▶ **Description of the task**:
Scan the entries below. List each line with "yaml".

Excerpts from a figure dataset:
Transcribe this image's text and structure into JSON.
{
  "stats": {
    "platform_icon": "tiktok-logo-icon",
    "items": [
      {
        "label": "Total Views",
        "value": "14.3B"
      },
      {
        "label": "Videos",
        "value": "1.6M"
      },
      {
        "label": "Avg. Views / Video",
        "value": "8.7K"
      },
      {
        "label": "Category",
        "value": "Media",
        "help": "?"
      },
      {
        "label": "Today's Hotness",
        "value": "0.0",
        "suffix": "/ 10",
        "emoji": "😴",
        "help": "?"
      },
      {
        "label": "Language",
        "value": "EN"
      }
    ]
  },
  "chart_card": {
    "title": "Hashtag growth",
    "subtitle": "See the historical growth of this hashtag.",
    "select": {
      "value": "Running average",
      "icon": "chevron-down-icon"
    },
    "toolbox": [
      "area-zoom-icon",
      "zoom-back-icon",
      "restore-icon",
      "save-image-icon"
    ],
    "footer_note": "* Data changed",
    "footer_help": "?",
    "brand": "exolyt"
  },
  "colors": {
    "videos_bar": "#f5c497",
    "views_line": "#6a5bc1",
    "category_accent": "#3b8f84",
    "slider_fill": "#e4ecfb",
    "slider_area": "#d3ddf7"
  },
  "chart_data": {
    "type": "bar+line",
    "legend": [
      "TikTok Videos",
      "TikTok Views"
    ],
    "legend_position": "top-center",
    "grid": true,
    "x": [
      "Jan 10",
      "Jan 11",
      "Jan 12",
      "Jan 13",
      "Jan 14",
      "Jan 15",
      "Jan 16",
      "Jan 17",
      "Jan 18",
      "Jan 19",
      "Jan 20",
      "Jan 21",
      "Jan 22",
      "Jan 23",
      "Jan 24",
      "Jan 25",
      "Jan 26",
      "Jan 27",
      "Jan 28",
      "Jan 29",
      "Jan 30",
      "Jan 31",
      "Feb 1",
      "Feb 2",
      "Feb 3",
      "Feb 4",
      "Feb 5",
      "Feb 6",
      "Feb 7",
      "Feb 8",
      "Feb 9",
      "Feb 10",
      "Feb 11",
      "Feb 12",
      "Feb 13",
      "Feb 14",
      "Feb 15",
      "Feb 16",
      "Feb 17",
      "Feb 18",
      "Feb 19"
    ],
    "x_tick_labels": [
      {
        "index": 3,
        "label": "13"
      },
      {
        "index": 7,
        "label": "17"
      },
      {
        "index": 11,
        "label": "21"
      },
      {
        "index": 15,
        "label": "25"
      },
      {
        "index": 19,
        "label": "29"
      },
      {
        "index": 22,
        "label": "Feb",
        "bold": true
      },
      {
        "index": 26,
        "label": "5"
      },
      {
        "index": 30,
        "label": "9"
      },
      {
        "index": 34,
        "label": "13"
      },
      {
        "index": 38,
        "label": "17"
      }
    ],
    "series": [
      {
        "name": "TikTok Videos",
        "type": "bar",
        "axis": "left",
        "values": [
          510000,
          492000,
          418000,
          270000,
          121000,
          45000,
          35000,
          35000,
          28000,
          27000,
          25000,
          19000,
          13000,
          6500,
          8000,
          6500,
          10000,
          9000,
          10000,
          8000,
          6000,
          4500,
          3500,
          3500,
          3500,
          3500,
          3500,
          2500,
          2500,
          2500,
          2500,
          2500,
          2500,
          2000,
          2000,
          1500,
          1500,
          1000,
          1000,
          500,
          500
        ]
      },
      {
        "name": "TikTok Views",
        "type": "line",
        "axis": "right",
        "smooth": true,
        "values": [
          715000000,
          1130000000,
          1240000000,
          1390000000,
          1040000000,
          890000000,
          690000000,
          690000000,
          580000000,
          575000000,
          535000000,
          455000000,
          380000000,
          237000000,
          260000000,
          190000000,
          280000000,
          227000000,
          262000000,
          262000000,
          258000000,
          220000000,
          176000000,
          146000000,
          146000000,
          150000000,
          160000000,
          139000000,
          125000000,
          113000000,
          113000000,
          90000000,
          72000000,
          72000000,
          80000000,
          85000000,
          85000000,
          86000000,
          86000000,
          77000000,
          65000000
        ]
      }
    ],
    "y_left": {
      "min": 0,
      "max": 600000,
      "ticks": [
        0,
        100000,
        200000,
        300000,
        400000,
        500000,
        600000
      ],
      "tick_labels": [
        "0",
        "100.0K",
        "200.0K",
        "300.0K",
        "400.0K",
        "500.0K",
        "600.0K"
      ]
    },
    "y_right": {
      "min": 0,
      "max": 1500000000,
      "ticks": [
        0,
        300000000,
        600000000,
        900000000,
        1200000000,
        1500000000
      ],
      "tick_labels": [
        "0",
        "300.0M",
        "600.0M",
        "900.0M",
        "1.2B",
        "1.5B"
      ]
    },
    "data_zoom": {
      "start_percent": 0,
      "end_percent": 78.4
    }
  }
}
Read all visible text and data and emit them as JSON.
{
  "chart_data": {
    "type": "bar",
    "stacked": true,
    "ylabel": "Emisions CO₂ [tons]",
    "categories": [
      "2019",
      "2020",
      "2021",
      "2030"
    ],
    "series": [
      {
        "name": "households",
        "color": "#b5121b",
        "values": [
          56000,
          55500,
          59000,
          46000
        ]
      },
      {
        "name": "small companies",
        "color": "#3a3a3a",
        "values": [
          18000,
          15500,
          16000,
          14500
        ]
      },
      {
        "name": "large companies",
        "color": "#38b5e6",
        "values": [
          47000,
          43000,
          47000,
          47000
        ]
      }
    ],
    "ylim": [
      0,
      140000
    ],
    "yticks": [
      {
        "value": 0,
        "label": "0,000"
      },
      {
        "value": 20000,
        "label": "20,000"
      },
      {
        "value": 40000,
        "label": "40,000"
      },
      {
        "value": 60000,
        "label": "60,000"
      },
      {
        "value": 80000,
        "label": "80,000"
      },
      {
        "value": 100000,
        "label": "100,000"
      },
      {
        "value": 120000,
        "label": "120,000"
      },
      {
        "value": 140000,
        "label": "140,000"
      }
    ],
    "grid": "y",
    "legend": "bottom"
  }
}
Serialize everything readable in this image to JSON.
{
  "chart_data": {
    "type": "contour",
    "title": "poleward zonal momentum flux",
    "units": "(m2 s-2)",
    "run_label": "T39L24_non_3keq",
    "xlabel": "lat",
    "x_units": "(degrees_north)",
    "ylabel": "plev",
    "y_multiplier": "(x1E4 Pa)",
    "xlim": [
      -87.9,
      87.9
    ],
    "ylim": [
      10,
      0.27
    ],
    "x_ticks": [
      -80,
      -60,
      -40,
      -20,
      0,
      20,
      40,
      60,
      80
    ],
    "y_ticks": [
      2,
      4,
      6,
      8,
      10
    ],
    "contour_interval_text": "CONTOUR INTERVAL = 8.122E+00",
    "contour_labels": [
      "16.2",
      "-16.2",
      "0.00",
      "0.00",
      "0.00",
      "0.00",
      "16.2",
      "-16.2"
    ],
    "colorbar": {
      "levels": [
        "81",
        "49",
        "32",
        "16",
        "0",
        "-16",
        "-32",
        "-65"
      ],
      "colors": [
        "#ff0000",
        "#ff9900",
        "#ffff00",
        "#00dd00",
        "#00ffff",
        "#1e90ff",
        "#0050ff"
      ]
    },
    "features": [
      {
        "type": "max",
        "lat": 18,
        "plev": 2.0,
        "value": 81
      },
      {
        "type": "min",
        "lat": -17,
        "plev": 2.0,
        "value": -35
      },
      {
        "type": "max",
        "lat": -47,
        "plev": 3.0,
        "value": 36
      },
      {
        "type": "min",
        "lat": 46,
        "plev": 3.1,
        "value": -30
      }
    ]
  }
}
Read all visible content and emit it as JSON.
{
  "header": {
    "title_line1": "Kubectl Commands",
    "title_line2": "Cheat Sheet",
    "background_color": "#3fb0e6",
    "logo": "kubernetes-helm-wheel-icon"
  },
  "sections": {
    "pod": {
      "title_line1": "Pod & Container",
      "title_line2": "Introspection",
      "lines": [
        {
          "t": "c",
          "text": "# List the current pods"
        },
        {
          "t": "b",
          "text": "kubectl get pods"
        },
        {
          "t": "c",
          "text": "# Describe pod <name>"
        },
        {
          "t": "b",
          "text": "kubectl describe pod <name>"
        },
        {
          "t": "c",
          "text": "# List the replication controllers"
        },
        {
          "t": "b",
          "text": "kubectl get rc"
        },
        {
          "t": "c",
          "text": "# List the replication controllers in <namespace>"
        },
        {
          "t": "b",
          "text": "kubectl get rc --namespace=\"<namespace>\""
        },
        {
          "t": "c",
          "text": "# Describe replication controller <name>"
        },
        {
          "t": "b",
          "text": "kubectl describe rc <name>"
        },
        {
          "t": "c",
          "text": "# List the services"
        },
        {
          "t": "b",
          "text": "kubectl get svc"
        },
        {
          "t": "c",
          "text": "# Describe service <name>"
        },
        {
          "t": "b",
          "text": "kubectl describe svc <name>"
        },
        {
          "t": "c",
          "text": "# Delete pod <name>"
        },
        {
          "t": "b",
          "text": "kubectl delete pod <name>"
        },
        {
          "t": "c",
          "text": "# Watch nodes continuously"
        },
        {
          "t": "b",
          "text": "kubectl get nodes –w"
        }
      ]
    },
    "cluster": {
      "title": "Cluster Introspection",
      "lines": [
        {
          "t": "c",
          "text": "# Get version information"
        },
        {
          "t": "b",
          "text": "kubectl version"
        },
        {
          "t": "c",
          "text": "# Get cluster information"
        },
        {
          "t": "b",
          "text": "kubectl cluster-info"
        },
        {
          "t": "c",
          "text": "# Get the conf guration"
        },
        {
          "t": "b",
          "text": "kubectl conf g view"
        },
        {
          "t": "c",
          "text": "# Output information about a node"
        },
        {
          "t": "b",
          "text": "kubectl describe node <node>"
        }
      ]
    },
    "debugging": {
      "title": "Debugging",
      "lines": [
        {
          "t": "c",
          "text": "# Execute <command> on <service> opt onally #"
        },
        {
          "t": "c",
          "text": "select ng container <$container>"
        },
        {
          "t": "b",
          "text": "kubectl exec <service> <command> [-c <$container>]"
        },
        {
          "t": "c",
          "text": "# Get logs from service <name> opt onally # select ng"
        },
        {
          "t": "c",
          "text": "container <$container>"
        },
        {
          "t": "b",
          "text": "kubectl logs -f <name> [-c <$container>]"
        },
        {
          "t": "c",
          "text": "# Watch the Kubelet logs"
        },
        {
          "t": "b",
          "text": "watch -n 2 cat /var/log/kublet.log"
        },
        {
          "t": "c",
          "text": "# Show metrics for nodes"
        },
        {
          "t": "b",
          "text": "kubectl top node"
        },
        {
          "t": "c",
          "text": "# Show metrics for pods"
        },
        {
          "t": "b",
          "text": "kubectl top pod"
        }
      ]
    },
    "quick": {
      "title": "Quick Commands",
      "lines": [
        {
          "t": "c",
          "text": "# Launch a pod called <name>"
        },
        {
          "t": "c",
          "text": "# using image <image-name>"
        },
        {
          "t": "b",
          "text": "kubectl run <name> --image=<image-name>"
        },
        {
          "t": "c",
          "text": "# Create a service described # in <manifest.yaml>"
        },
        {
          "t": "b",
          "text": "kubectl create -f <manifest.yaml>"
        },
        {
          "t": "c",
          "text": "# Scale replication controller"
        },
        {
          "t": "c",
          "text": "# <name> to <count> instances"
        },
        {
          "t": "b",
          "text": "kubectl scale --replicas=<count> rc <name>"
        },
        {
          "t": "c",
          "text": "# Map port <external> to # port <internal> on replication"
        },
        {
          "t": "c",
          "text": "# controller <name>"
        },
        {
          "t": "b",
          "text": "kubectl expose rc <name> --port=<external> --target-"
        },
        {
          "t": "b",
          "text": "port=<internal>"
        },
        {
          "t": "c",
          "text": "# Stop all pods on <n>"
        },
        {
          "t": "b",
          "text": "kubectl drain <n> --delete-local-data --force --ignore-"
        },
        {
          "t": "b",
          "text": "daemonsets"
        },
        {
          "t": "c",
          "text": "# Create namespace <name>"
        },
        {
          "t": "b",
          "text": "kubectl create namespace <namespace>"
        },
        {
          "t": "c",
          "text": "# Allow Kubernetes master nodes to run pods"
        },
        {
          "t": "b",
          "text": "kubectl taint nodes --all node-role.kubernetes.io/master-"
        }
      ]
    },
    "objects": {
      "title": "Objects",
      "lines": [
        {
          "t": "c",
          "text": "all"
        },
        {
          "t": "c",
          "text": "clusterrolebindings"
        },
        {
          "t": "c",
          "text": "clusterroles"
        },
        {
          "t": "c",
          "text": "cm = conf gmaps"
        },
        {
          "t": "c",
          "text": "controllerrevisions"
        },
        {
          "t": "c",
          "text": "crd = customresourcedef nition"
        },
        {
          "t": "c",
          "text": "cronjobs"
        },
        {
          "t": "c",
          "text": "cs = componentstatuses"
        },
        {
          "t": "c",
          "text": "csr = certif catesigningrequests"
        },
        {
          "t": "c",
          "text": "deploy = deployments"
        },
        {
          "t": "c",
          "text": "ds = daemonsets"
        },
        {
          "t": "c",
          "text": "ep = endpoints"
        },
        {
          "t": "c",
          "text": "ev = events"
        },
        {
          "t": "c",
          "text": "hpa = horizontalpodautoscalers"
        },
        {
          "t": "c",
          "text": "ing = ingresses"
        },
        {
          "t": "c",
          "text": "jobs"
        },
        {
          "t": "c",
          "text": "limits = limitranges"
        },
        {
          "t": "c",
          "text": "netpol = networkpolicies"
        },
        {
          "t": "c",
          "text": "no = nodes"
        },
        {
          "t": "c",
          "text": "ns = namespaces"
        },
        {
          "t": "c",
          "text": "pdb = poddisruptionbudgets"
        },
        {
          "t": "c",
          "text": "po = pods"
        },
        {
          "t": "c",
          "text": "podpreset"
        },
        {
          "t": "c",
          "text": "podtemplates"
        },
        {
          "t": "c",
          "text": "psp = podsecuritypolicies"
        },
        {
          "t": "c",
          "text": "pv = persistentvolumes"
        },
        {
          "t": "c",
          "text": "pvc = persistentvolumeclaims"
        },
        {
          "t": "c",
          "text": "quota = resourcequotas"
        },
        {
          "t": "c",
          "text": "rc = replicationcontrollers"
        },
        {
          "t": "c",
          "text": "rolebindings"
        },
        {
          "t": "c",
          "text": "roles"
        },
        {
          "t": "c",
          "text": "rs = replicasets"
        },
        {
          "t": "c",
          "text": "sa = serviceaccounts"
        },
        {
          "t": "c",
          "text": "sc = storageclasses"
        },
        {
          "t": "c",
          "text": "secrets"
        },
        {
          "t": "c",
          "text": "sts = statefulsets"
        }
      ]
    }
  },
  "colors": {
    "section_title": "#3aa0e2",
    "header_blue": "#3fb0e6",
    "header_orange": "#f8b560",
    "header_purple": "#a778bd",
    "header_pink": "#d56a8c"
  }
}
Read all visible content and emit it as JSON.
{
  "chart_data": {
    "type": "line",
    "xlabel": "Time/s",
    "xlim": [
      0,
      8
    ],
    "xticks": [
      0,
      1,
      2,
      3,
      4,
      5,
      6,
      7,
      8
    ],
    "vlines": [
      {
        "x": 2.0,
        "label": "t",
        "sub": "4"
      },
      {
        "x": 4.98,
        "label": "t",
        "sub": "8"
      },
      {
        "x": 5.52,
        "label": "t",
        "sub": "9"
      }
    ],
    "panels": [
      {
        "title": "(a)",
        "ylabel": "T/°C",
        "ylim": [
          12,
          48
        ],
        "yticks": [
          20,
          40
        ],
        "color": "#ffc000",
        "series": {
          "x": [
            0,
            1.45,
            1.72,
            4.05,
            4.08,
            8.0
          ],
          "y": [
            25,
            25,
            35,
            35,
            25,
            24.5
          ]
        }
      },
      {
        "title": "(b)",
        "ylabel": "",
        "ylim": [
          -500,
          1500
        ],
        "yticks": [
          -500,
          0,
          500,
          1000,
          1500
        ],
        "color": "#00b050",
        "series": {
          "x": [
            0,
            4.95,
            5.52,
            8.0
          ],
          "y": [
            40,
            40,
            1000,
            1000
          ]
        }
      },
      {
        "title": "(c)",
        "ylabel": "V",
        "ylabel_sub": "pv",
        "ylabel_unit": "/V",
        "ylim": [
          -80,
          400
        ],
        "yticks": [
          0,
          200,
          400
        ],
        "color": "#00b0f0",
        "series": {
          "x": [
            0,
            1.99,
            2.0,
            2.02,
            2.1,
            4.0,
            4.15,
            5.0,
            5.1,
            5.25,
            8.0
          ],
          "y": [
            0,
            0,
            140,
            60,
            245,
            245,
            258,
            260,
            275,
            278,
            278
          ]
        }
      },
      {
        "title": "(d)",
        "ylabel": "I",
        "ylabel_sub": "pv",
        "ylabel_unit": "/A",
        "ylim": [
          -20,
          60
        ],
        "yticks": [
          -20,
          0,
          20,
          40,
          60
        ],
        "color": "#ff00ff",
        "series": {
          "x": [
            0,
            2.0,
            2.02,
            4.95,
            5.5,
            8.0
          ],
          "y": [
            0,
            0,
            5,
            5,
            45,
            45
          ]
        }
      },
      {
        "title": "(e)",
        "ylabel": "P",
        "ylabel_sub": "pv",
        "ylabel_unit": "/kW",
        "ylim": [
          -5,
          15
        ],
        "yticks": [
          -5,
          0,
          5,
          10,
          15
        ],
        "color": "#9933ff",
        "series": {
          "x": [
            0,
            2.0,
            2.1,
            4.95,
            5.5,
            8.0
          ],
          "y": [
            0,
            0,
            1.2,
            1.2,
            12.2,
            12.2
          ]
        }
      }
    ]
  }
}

▶ **Result for this task**:
          "text": "# Create a service described # in <manifest.yaml>"
          "text": "kubectl create -f <manifest.yaml>"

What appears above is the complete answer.